What is asked -> Word for word, copy all the data and drop the pictures.

Stored entries:
=======
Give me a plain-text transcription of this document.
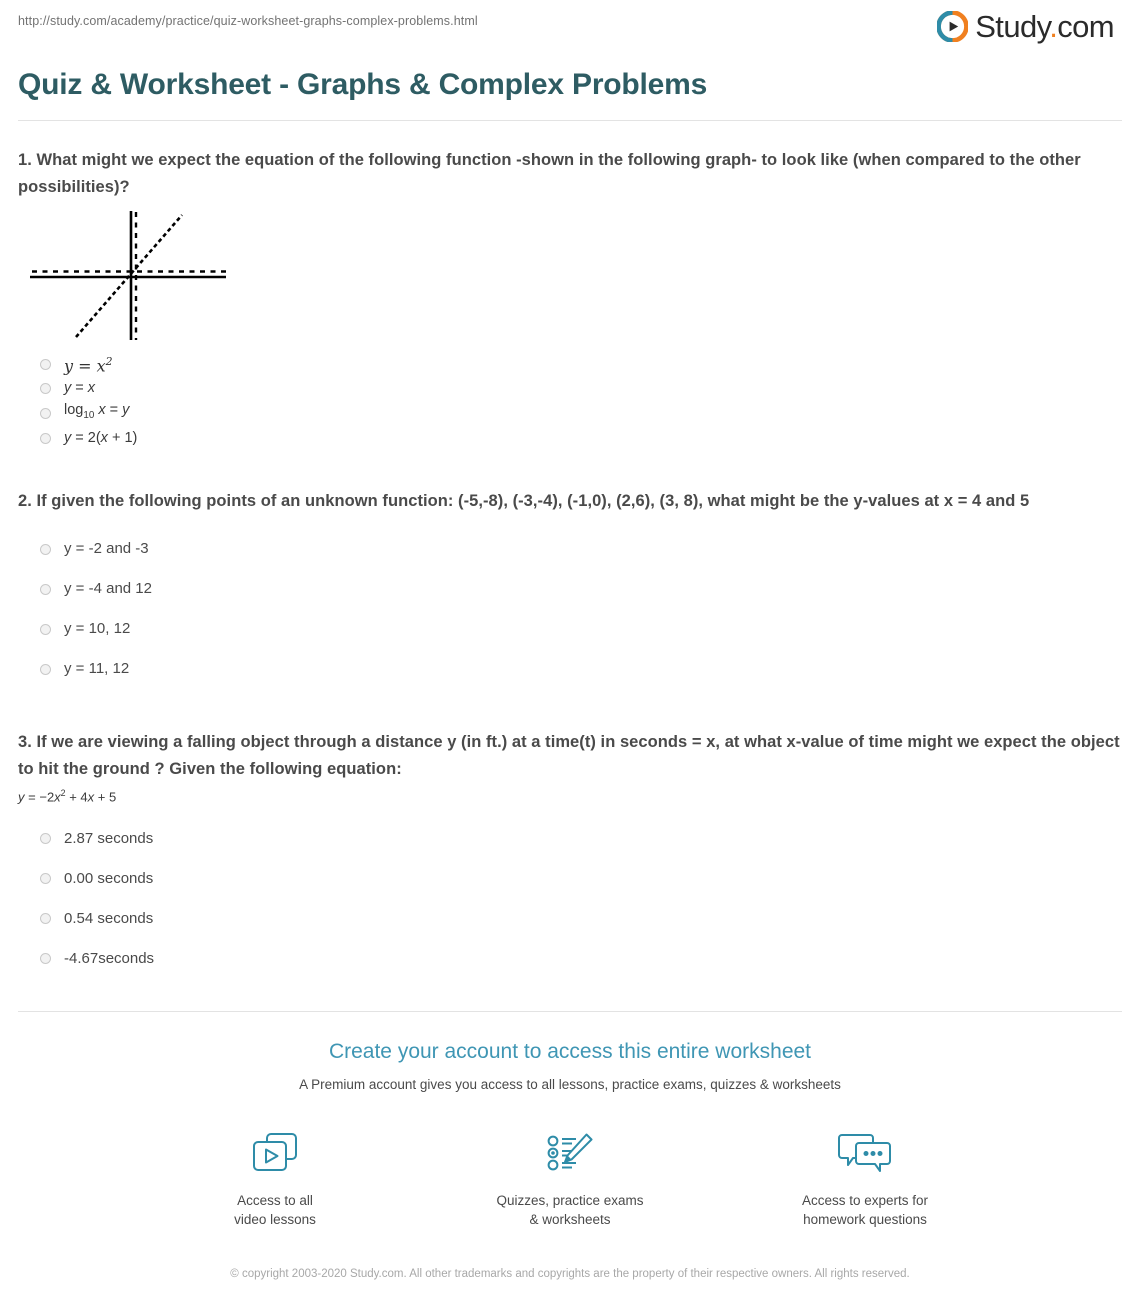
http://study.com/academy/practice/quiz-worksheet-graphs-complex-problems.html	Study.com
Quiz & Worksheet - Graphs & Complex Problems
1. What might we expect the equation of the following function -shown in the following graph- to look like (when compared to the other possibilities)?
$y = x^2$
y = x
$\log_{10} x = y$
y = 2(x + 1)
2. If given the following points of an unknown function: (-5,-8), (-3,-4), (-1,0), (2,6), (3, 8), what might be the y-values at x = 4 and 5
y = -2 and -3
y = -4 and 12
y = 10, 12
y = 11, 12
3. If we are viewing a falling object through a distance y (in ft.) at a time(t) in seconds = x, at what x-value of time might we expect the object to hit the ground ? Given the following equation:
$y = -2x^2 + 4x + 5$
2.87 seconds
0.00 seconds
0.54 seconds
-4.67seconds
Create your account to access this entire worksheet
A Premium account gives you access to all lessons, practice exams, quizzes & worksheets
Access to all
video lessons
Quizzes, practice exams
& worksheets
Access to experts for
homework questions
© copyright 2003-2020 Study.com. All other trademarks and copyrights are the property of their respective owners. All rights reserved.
=======
Correct result ->
Give me a plain-text transcription of this document.
http://study.com/academy/practice/quiz-worksheet-graphs-complex-problems.html	Study.com
Quiz & Worksheet - Graphs & Complex Problems
1. What might we expect the equation of the following function -shown in the following graph- to look like (when compared to the other possibilities)?
$y = x^2$
y = x
$\log_{10} x = y$
y = 2(x + 1)
2. If given the following points of an unknown function: (-5,-8), (-3,-4), (-1,0), (2,6), (3, 8), what might be the y-values at x = 4 and 5
y = -2 and -3
y = -4 and 12
y = 10, 12
y = 11, 12
3. If we are viewing a falling object through a distance y (in ft.) at a time(t) in seconds = x, at what x-value of time might we expect the object to hit the ground ? Given the following equation:
$y = -2x^2 + 4x + 5$
2.87 seconds
0.00 seconds
0.54 seconds
-4.67seconds
Create your account to access this entire worksheet
A Premium account gives you access to all lessons, practice exams, quizzes & worksheets
Access to all
video lessons
Quizzes, practice exams
& worksheets
Access to experts for
homework questions
© copyright 2003-2020 Study.com. All other trademarks and copyrights are the property of their respective owners. All rights reserved.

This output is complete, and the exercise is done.